## Short exercise
Please copy every line of the records below that holds the word "technology".

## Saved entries

------------------------

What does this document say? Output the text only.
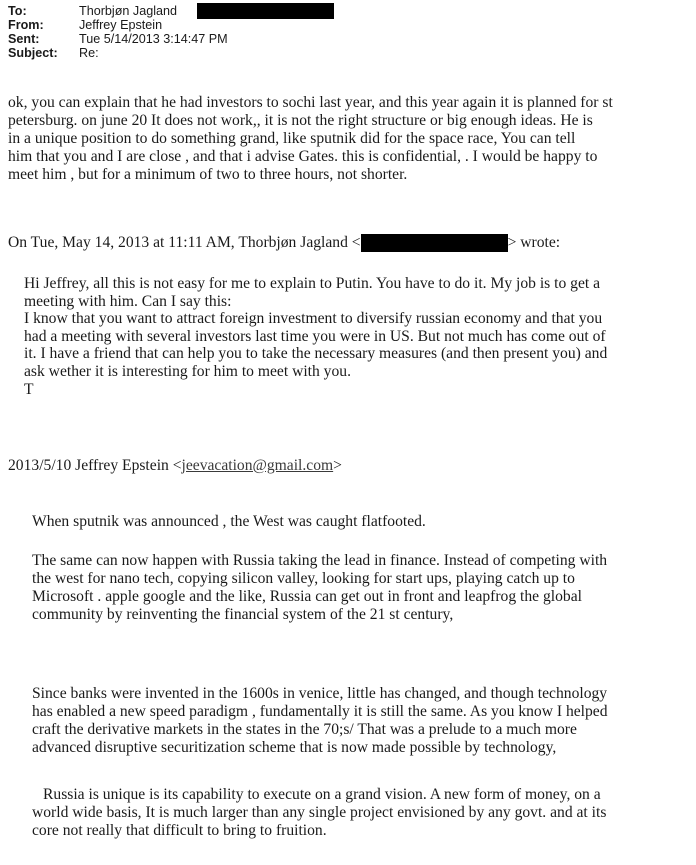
To:	Thorbjøn Jagland
From:	Jeffrey Epstein
Sent:	Tue 5/14/2013 3:14:47 PM
Subject: Re:
ok, you can explain that he had investors to sochi last year, and this year again it is planned for st
petersburg. on june 20 It does not work,, it is not the right structure or big enough ideas. He is
in a unique position to do something grand, like sputnik did for the space race, You can tell
him that you and I are close , and that i advise Gates. this is confidential, . I would be happy to
meet him , but for a minimum of two to three hours, not shorter.
On Tue, May 14, 2013 at 11:11 AM, Thorbjøn Jagland <	> wrote:
Hi Jeffrey, all this is not easy for me to explain to Putin. You have to do it. My job is to get a
meeting with him. Can I say this:
I know that you want to attract foreign investment to diversify russian economy and that you
had a meeting with several investors last time you were in US. But not much has come out of
it. I have a friend that can help you to take the necessary measures (and then present you) and
ask wether it is interesting for him to meet with you.
T
2013/5/10 Jeffrey Epstein <jeevacation@gmail.com>
When sputnik was announced , the West was caught flatfooted.
The same can now happen with Russia taking the lead in finance. Instead of competing with
the west for nano tech, copying silicon valley, looking for start ups, playing catch up to
Microsoft . apple google and the like, Russia can get out in front and leapfrog the global
community by reinventing the financial system of the 21 st century,
Since banks were invented in the 1600s in venice, little has changed, and though technology
has enabled a new speed paradigm , fundamentally it is still the same. As you know I helped
craft the derivative markets in the states in the 70;s/ That was a prelude to a much more
advanced disruptive securitization scheme that is now made possible by technology,
Russia is unique is its capability to execute on a grand vision. A new form of money, on a
world wide basis, It is much larger than any single project envisioned by any govt. and at its
core not really that difficult to bring to fruition.
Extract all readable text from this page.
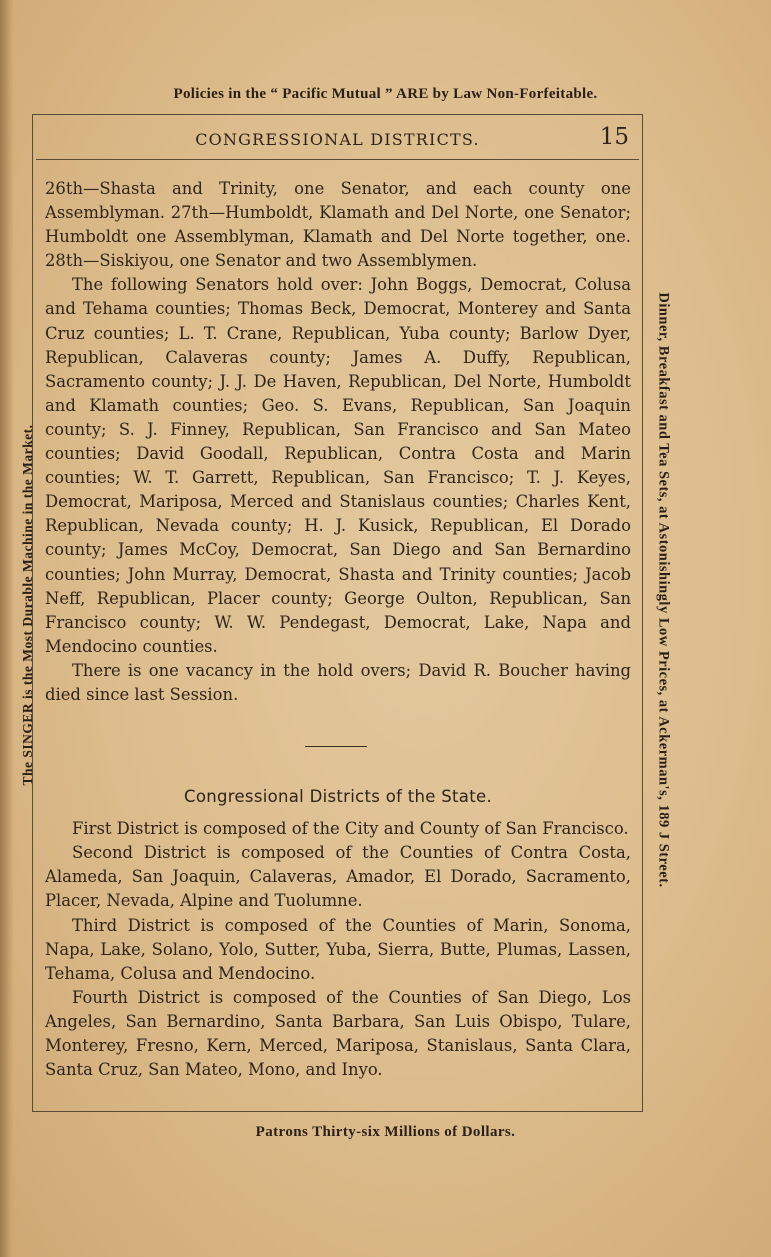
Policies in the “ Pacific Mutual ” ARE by Law Non-Forfeitable.
The SINGER is the Most Durable Machine in the Market.	Dinner, Breakfast and Tea Sets, at Astonishingly Low Prices, at Ackerman's, 189 J Street.
CONGRESSIONAL DISTRICTS.	15

26th—Shasta and Trinity, one Senator, and each county one Assemblyman. 27th—Humboldt, Klamath and Del Norte, one Senator; Humboldt one Assemblyman, Klamath and Del Norte together, one. 28th—Siskiyou, one Senator and two Assemblymen.

The following Senators hold over: John Boggs, Democrat, Colusa and Tehama counties; Thomas Beck, Democrat, Monterey and Santa Cruz counties; L. T. Crane, Republican, Yuba county; Barlow Dyer, Republican, Calaveras county; James A. Duffy, Republican, Sacramento county; J. J. De Haven, Republican, Del Norte, Humboldt and Klamath counties; Geo. S. Evans, Republican, San Joaquin county; S. J. Finney, Republican, San Francisco and San Mateo counties; David Goodall, Republican, Contra Costa and Marin counties; W. T. Garrett, Republican, San Francisco; T. J. Keyes, Democrat, Mariposa, Merced and Stanislaus counties; Charles Kent, Republican, Nevada county; H. J. Kusick, Republican, El Dorado county; James McCoy, Democrat, San Diego and San Bernardino counties; John Murray, Democrat, Shasta and Trinity counties; Jacob Neff, Republican, Placer county; George Oulton, Republican, San Francisco county; W. W. Pendegast, Democrat, Lake, Napa and Mendocino counties.

There is one vacancy in the hold overs; David R. Boucher having died since last Session.

Congressional Districts of the State.

First District is composed of the City and County of San Francisco.

Second District is composed of the Counties of Contra Costa, Alameda, San Joaquin, Calaveras, Amador, El Dorado, Sacramento, Placer, Nevada, Alpine and Tuolumne.

Third District is composed of the Counties of Marin, Sonoma, Napa, Lake, Solano, Yolo, Sutter, Yuba, Sierra, Butte, Plumas, Lassen, Tehama, Colusa and Mendocino.

Fourth District is composed of the Counties of San Diego, Los Angeles, San Bernardino, Santa Barbara, San Luis Obispo, Tulare, Monterey, Fresno, Kern, Merced, Mariposa, Stanislaus, Santa Clara, Santa Cruz, San Mateo, Mono, and Inyo.

Patrons Thirty-six Millions of Dollars.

------------------------

## Complete response
Since banks were invented in the 1600s in venice, little has changed, and though technology
advanced disruptive securitization scheme that is now made possible by technology,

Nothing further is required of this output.